WORK TO COMPLETE: Write out every single entry exactly.

== RECORDS FOR THE TASK

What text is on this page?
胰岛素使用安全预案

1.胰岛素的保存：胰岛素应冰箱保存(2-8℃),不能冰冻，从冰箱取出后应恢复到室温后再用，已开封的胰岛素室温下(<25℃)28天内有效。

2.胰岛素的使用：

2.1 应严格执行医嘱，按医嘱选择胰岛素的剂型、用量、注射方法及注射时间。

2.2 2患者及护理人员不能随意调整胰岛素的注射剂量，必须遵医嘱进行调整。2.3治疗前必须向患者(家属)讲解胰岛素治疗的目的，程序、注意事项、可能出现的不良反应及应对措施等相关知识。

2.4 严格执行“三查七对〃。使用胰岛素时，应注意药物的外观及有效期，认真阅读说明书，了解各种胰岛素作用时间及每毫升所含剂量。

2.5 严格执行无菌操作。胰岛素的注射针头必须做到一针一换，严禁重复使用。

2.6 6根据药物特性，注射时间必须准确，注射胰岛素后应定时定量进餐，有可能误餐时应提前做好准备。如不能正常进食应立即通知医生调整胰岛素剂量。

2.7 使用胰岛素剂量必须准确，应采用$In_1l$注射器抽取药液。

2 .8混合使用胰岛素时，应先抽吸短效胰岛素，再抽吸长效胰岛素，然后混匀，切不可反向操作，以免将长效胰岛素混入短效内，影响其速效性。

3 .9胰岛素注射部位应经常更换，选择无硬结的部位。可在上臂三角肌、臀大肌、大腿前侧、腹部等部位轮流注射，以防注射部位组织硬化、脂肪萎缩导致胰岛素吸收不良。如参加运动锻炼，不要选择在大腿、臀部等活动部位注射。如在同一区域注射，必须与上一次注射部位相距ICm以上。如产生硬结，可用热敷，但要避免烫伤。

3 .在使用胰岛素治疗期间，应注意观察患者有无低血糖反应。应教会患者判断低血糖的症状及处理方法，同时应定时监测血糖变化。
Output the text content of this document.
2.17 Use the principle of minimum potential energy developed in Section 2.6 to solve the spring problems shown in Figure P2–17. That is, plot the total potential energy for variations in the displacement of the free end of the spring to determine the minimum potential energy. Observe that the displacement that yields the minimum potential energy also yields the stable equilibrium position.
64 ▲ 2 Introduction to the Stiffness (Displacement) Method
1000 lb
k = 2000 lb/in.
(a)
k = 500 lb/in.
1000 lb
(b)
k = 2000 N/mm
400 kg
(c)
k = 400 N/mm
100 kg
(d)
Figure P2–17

====

REPLY TO THE TASK:
What text is on this page?
胰岛素使用安全预案

1.胰岛素的保存：胰岛素应冰箱保存(2-8℃),不能冰冻，从冰箱取出后应恢复到室温后再用，已开封的胰岛素室温下(<25℃)28天内有效。

2.胰岛素的使用：

2.1 应严格执行医嘱，按医嘱选择胰岛素的剂型、用量、注射方法及注射时间。

2.2 2患者及护理人员不能随意调整胰岛素的注射剂量，必须遵医嘱进行调整。2.3治疗前必须向患者(家属)讲解胰岛素治疗的目的，程序、注意事项、可能出现的不良反应及应对措施等相关知识。

2.4 严格执行“三查七对〃。使用胰岛素时，应注意药物的外观及有效期，认真阅读说明书，了解各种胰岛素作用时间及每毫升所含剂量。

2.5 严格执行无菌操作。胰岛素的注射针头必须做到一针一换，严禁重复使用。

2.6 6根据药物特性，注射时间必须准确，注射胰岛素后应定时定量进餐，有可能误餐时应提前做好准备。如不能正常进食应立即通知医生调整胰岛素剂量。

2.7 使用胰岛素剂量必须准确，应采用$In_1l$注射器抽取药液。

2 .8混合使用胰岛素时，应先抽吸短效胰岛素，再抽吸长效胰岛素，然后混匀，切不可反向操作，以免将长效胰岛素混入短效内，影响其速效性。

3 .9胰岛素注射部位应经常更换，选择无硬结的部位。可在上臂三角肌、臀大肌、大腿前侧、腹部等部位轮流注射，以防注射部位组织硬化、脂肪萎缩导致胰岛素吸收不良。如参加运动锻炼，不要选择在大腿、臀部等活动部位注射。如在同一区域注射，必须与上一次注射部位相距ICm以上。如产生硬结，可用热敷，但要避免烫伤。

3 .在使用胰岛素治疗期间，应注意观察患者有无低血糖反应。应教会患者判断低血糖的症状及处理方法，同时应定时监测血糖变化。
Output the text content of this document.
2.17 Use the principle of minimum potential energy developed in Section 2.6 to solve the spring problems shown in Figure P2–17. That is, plot the total potential energy for variations in the displacement of the free end of the spring to determine the minimum potential energy. Observe that the displacement that yields the minimum potential energy also yields the stable equilibrium position.
64 ▲ 2 Introduction to the Stiffness (Displacement) Method
1000 lb
k = 2000 lb/in.
(a)
k = 500 lb/in.
1000 lb
(b)
k = 2000 N/mm
400 kg
(c)
k = 400 N/mm
100 kg
(d)
Figure P2–17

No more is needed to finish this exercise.